__Goal__:
Write out the material below again, unchanged.

__Listing__:
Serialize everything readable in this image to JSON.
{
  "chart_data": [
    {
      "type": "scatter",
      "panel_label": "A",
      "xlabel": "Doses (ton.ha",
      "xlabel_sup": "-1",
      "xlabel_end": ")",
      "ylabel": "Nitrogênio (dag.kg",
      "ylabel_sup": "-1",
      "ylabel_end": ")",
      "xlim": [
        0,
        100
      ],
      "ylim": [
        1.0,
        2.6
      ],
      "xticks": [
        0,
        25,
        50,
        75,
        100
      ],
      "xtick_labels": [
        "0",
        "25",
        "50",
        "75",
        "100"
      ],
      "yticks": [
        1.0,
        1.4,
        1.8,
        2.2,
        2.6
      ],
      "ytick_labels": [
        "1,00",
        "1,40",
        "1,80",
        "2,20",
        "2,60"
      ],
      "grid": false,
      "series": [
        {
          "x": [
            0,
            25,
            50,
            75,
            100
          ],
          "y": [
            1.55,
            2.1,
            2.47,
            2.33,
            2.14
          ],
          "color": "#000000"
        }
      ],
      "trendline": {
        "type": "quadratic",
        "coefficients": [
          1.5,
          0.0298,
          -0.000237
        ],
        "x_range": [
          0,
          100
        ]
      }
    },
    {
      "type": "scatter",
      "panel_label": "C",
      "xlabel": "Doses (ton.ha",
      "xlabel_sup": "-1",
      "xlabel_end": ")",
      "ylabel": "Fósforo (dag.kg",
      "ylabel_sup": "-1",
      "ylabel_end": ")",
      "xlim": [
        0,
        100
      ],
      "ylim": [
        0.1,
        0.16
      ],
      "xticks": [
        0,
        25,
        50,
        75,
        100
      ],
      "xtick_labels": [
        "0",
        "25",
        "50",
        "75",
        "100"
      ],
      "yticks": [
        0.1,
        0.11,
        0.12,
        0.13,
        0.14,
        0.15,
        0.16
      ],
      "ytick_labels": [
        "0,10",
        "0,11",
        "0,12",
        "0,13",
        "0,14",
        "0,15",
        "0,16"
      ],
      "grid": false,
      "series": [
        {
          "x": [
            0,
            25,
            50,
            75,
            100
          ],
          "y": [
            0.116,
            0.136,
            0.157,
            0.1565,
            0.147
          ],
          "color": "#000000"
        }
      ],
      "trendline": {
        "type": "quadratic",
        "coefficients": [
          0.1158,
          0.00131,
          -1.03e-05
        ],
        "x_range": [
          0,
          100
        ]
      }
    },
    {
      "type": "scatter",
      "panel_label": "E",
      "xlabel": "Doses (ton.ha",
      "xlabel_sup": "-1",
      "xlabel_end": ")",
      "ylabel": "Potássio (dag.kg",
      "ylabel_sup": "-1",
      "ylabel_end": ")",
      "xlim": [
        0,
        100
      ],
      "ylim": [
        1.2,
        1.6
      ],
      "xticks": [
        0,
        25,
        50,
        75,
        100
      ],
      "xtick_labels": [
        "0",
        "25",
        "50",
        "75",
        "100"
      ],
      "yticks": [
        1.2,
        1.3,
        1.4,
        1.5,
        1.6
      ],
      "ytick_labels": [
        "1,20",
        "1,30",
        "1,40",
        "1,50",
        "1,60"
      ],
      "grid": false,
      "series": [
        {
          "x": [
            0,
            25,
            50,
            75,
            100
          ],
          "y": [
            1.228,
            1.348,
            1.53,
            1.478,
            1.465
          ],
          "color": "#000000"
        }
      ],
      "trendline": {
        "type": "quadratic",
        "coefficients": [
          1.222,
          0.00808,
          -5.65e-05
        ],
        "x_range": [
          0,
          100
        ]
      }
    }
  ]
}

__Answer to the exercise__:
Serialize everything readable in this image to JSON.
{
  "chart_data": [
    {
      "type": "scatter",
      "panel_label": "A",
      "xlabel": "Doses (ton.ha",
      "xlabel_sup": "-1",
      "xlabel_end": ")",
      "ylabel": "Nitrogênio (dag.kg",
      "ylabel_sup": "-1",
      "ylabel_end": ")",
      "xlim": [
        0,
        100
      ],
      "ylim": [
        1.0,
        2.6
      ],
      "xticks": [
        0,
        25,
        50,
        75,
        100
      ],
      "xtick_labels": [
        "0",
        "25",
        "50",
        "75",
        "100"
      ],
      "yticks": [
        1.0,
        1.4,
        1.8,
        2.2,
        2.6
      ],
      "ytick_labels": [
        "1,00",
        "1,40",
        "1,80",
        "2,20",
        "2,60"
      ],
      "grid": false,
      "series": [
        {
          "x": [
            0,
            25,
            50,
            75,
            100
          ],
          "y": [
            1.55,
            2.1,
            2.47,
            2.33,
            2.14
          ],
          "color": "#000000"
        }
      ],
      "trendline": {
        "type": "quadratic",
        "coefficients": [
          1.5,
          0.0298,
          -0.000237
        ],
        "x_range": [
          0,
          100
        ]
      }
    },
    {
      "type": "scatter",
      "panel_label": "C",
      "xlabel": "Doses (ton.ha",
      "xlabel_sup": "-1",
      "xlabel_end": ")",
      "ylabel": "Fósforo (dag.kg",
      "ylabel_sup": "-1",
      "ylabel_end": ")",
      "xlim": [
        0,
        100
      ],
      "ylim": [
        0.1,
        0.16
      ],
      "xticks": [
        0,
        25,
        50,
        75,
        100
      ],
      "xtick_labels": [
        "0",
        "25",
        "50",
        "75",
        "100"
      ],
      "yticks": [
        0.1,
        0.11,
        0.12,
        0.13,
        0.14,
        0.15,
        0.16
      ],
      "ytick_labels": [
        "0,10",
        "0,11",
        "0,12",
        "0,13",
        "0,14",
        "0,15",
        "0,16"
      ],
      "grid": false,
      "series": [
        {
          "x": [
            0,
            25,
            50,
            75,
            100
          ],
          "y": [
            0.116,
            0.136,
            0.157,
            0.1565,
            0.147
          ],
          "color": "#000000"
        }
      ],
      "trendline": {
        "type": "quadratic",
        "coefficients": [
          0.1158,
          0.00131,
          -1.03e-05
        ],
        "x_range": [
          0,
          100
        ]
      }
    },
    {
      "type": "scatter",
      "panel_label": "E",
      "xlabel": "Doses (ton.ha",
      "xlabel_sup": "-1",
      "xlabel_end": ")",
      "ylabel": "Potássio (dag.kg",
      "ylabel_sup": "-1",
      "ylabel_end": ")",
      "xlim": [
        0,
        100
      ],
      "ylim": [
        1.2,
        1.6
      ],
      "xticks": [
        0,
        25,
        50,
        75,
        100
      ],
      "xtick_labels": [
        "0",
        "25",
        "50",
        "75",
        "100"
      ],
      "yticks": [
        1.2,
        1.3,
        1.4,
        1.5,
        1.6
      ],
      "ytick_labels": [
        "1,20",
        "1,30",
        "1,40",
        "1,50",
        "1,60"
      ],
      "grid": false,
      "series": [
        {
          "x": [
            0,
            25,
            50,
            75,
            100
          ],
          "y": [
            1.228,
            1.348,
            1.53,
            1.478,
            1.465
          ],
          "color": "#000000"
        }
      ],
      "trendline": {
        "type": "quadratic",
        "coefficients": [
          1.222,
          0.00808,
          -5.65e-05
        ],
        "x_range": [
          0,
          100
        ]
      }
    }
  ]
}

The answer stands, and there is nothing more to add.